_Goal of the exercise:_ The listing below should be written out exactly; please include all of it.

_Supplied information:_
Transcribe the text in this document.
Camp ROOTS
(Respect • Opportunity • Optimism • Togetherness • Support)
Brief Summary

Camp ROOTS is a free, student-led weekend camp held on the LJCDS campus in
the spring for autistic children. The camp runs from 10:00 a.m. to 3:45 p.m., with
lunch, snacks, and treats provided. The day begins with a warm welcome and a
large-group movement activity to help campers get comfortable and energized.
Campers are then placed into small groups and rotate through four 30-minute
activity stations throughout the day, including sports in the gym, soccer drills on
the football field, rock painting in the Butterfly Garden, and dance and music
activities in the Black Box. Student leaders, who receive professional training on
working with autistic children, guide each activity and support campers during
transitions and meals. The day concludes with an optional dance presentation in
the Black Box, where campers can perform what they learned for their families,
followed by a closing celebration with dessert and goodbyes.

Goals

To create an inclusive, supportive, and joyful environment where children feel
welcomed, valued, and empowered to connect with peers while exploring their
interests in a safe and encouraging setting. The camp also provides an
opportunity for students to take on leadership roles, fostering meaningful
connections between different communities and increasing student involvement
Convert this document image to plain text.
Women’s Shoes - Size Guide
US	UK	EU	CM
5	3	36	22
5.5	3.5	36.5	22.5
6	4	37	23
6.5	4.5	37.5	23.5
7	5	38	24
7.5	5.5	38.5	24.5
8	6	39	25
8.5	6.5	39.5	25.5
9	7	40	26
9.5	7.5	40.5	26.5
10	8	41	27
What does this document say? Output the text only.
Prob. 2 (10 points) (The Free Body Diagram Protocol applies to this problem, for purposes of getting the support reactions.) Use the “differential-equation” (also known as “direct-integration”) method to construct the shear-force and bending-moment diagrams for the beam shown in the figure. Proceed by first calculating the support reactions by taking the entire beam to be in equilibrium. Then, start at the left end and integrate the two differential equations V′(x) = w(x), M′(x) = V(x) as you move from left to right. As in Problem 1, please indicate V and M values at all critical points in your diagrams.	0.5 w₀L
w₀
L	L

_Result of the exercise:_
Transcribe the text in this document.
Camp ROOTS
(Respect • Opportunity • Optimism • Togetherness • Support)
Brief Summary

Camp ROOTS is a free, student-led weekend camp held on the LJCDS campus in
the spring for autistic children. The camp runs from 10:00 a.m. to 3:45 p.m., with
lunch, snacks, and treats provided. The day begins with a warm welcome and a
large-group movement activity to help campers get comfortable and energized.
Campers are then placed into small groups and rotate through four 30-minute
activity stations throughout the day, including sports in the gym, soccer drills on
the football field, rock painting in the Butterfly Garden, and dance and music
activities in the Black Box. Student leaders, who receive professional training on
working with autistic children, guide each activity and support campers during
transitions and meals. The day concludes with an optional dance presentation in
the Black Box, where campers can perform what they learned for their families,
followed by a closing celebration with dessert and goodbyes.

Goals

To create an inclusive, supportive, and joyful environment where children feel
welcomed, valued, and empowered to connect with peers while exploring their
interests in a safe and encouraging setting. The camp also provides an
opportunity for students to take on leadership roles, fostering meaningful
connections between different communities and increasing student involvement
Convert this document image to plain text.
Women’s Shoes - Size Guide
US	UK	EU	CM
5	3	36	22
5.5	3.5	36.5	22.5
6	4	37	23
6.5	4.5	37.5	23.5
7	5	38	24
7.5	5.5	38.5	24.5
8	6	39	25
8.5	6.5	39.5	25.5
9	7	40	26
9.5	7.5	40.5	26.5
10	8	41	27
What does this document say? Output the text only.
Prob. 2 (10 points) (The Free Body Diagram Protocol applies to this problem, for purposes of getting the support reactions.) Use the “differential-equation” (also known as “direct-integration”) method to construct the shear-force and bending-moment diagrams for the beam shown in the figure. Proceed by first calculating the support reactions by taking the entire beam to be in equilibrium. Then, start at the left end and integrate the two differential equations V′(x) = w(x), M′(x) = V(x) as you move from left to right. As in Problem 1, please indicate V and M values at all critical points in your diagrams.	0.5 w₀L
w₀
L	L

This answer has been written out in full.